- [The exercise] Please reproduce every record, keeping each one exactly as written.

- [Dataset]
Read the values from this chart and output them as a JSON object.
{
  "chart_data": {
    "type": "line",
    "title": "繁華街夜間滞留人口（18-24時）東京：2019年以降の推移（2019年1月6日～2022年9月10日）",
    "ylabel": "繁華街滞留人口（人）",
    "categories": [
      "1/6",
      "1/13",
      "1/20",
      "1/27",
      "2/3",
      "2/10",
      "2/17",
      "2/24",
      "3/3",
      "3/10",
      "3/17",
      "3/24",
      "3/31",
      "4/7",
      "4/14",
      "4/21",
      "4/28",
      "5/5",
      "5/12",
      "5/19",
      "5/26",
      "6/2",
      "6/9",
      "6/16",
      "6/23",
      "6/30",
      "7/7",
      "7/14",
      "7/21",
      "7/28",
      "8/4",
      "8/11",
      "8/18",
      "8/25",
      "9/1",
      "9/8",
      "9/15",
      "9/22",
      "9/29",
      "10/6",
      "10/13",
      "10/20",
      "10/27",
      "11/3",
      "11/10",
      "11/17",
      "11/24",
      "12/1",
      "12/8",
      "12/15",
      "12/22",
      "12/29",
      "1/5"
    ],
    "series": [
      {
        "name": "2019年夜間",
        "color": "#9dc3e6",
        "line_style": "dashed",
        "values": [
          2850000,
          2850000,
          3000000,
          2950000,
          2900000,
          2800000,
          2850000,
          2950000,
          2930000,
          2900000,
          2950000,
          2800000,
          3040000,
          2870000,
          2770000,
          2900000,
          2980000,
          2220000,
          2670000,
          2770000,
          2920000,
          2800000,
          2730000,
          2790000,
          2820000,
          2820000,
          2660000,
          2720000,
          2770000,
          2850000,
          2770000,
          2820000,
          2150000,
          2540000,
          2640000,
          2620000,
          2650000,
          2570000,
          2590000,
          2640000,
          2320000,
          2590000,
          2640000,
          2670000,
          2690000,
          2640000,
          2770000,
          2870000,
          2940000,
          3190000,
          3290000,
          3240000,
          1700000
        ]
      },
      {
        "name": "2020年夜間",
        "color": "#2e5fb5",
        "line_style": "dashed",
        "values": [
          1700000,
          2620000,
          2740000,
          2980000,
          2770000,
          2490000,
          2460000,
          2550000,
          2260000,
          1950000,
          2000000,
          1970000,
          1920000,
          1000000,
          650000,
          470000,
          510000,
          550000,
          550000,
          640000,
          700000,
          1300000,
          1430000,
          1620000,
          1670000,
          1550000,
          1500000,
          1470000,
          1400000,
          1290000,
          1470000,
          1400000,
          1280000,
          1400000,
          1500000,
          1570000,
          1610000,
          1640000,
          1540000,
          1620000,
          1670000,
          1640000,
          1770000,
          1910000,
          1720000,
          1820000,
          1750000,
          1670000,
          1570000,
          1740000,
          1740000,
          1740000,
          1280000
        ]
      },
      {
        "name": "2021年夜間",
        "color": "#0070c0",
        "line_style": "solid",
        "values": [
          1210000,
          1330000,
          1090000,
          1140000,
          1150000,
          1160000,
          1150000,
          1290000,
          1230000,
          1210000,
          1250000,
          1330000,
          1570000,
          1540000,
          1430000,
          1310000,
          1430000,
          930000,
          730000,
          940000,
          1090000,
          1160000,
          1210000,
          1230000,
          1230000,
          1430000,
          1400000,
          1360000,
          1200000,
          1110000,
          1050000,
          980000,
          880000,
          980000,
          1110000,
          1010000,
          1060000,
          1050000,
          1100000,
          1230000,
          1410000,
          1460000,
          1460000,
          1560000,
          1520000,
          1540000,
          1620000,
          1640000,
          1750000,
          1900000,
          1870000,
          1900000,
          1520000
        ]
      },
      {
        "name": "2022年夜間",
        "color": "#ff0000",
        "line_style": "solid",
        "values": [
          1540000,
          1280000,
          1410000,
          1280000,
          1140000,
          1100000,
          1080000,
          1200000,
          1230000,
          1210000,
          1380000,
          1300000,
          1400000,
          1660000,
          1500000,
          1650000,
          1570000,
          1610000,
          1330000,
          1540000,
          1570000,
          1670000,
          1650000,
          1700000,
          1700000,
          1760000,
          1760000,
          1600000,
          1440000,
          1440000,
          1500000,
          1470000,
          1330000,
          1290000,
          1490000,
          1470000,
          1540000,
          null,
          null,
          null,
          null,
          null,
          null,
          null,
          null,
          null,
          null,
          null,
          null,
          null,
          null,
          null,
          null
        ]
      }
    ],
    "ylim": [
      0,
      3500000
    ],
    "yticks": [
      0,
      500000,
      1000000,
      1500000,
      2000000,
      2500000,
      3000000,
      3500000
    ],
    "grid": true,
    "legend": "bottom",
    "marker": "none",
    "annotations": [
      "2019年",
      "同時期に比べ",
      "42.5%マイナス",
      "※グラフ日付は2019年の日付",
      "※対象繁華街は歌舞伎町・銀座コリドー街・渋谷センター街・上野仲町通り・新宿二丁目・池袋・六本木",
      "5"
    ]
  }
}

- [Full solution]
Read the values from this chart and output them as a JSON object.
{
  "chart_data": {
    "type": "line",
    "title": "繁華街夜間滞留人口（18-24時）東京：2019年以降の推移（2019年1月6日～2022年9月10日）",
    "ylabel": "繁華街滞留人口（人）",
    "categories": [
      "1/6",
      "1/13",
      "1/20",
      "1/27",
      "2/3",
      "2/10",
      "2/17",
      "2/24",
      "3/3",
      "3/10",
      "3/17",
      "3/24",
      "3/31",
      "4/7",
      "4/14",
      "4/21",
      "4/28",
      "5/5",
      "5/12",
      "5/19",
      "5/26",
      "6/2",
      "6/9",
      "6/16",
      "6/23",
      "6/30",
      "7/7",
      "7/14",
      "7/21",
      "7/28",
      "8/4",
      "8/11",
      "8/18",
      "8/25",
      "9/1",
      "9/8",
      "9/15",
      "9/22",
      "9/29",
      "10/6",
      "10/13",
      "10/20",
      "10/27",
      "11/3",
      "11/10",
      "11/17",
      "11/24",
      "12/1",
      "12/8",
      "12/15",
      "12/22",
      "12/29",
      "1/5"
    ],
    "series": [
      {
        "name": "2019年夜間",
        "color": "#9dc3e6",
        "line_style": "dashed",
        "values": [
          2850000,
          2850000,
          3000000,
          2950000,
          2900000,
          2800000,
          2850000,
          2950000,
          2930000,
          2900000,
          2950000,
          2800000,
          3040000,
          2870000,
          2770000,
          2900000,
          2980000,
          2220000,
          2670000,
          2770000,
          2920000,
          2800000,
          2730000,
          2790000,
          2820000,
          2820000,
          2660000,
          2720000,
          2770000,
          2850000,
          2770000,
          2820000,
          2150000,
          2540000,
          2640000,
          2620000,
          2650000,
          2570000,
          2590000,
          2640000,
          2320000,
          2590000,
          2640000,
          2670000,
          2690000,
          2640000,
          2770000,
          2870000,
          2940000,
          3190000,
          3290000,
          3240000,
          1700000
        ]
      },
      {
        "name": "2020年夜間",
        "color": "#2e5fb5",
        "line_style": "dashed",
        "values": [
          1700000,
          2620000,
          2740000,
          2980000,
          2770000,
          2490000,
          2460000,
          2550000,
          2260000,
          1950000,
          2000000,
          1970000,
          1920000,
          1000000,
          650000,
          470000,
          510000,
          550000,
          550000,
          640000,
          700000,
          1300000,
          1430000,
          1620000,
          1670000,
          1550000,
          1500000,
          1470000,
          1400000,
          1290000,
          1470000,
          1400000,
          1280000,
          1400000,
          1500000,
          1570000,
          1610000,
          1640000,
          1540000,
          1620000,
          1670000,
          1640000,
          1770000,
          1910000,
          1720000,
          1820000,
          1750000,
          1670000,
          1570000,
          1740000,
          1740000,
          1740000,
          1280000
        ]
      },
      {
        "name": "2021年夜間",
        "color": "#0070c0",
        "line_style": "solid",
        "values": [
          1210000,
          1330000,
          1090000,
          1140000,
          1150000,
          1160000,
          1150000,
          1290000,
          1230000,
          1210000,
          1250000,
          1330000,
          1570000,
          1540000,
          1430000,
          1310000,
          1430000,
          930000,
          730000,
          940000,
          1090000,
          1160000,
          1210000,
          1230000,
          1230000,
          1430000,
          1400000,
          1360000,
          1200000,
          1110000,
          1050000,
          980000,
          880000,
          980000,
          1110000,
          1010000,
          1060000,
          1050000,
          1100000,
          1230000,
          1410000,
          1460000,
          1460000,
          1560000,
          1520000,
          1540000,
          1620000,
          1640000,
          1750000,
          1900000,
          1870000,
          1900000,
          1520000
        ]
      },
      {
        "name": "2022年夜間",
        "color": "#ff0000",
        "line_style": "solid",
        "values": [
          1540000,
          1280000,
          1410000,
          1280000,
          1140000,
          1100000,
          1080000,
          1200000,
          1230000,
          1210000,
          1380000,
          1300000,
          1400000,
          1660000,
          1500000,
          1650000,
          1570000,
          1610000,
          1330000,
          1540000,
          1570000,
          1670000,
          1650000,
          1700000,
          1700000,
          1760000,
          1760000,
          1600000,
          1440000,
          1440000,
          1500000,
          1470000,
          1330000,
          1290000,
          1490000,
          1470000,
          1540000,
          null,
          null,
          null,
          null,
          null,
          null,
          null,
          null,
          null,
          null,
          null,
          null,
          null,
          null,
          null,
          null
        ]
      }
    ],
    "ylim": [
      0,
      3500000
    ],
    "yticks": [
      0,
      500000,
      1000000,
      1500000,
      2000000,
      2500000,
      3000000,
      3500000
    ],
    "grid": true,
    "legend": "bottom",
    "marker": "none",
    "annotations": [
      "2019年",
      "同時期に比べ",
      "42.5%マイナス",
      "※グラフ日付は2019年の日付",
      "※対象繁華街は歌舞伎町・銀座コリドー街・渋谷センター街・上野仲町通り・新宿二丁目・池袋・六本木",
      "5"
    ]
  }
}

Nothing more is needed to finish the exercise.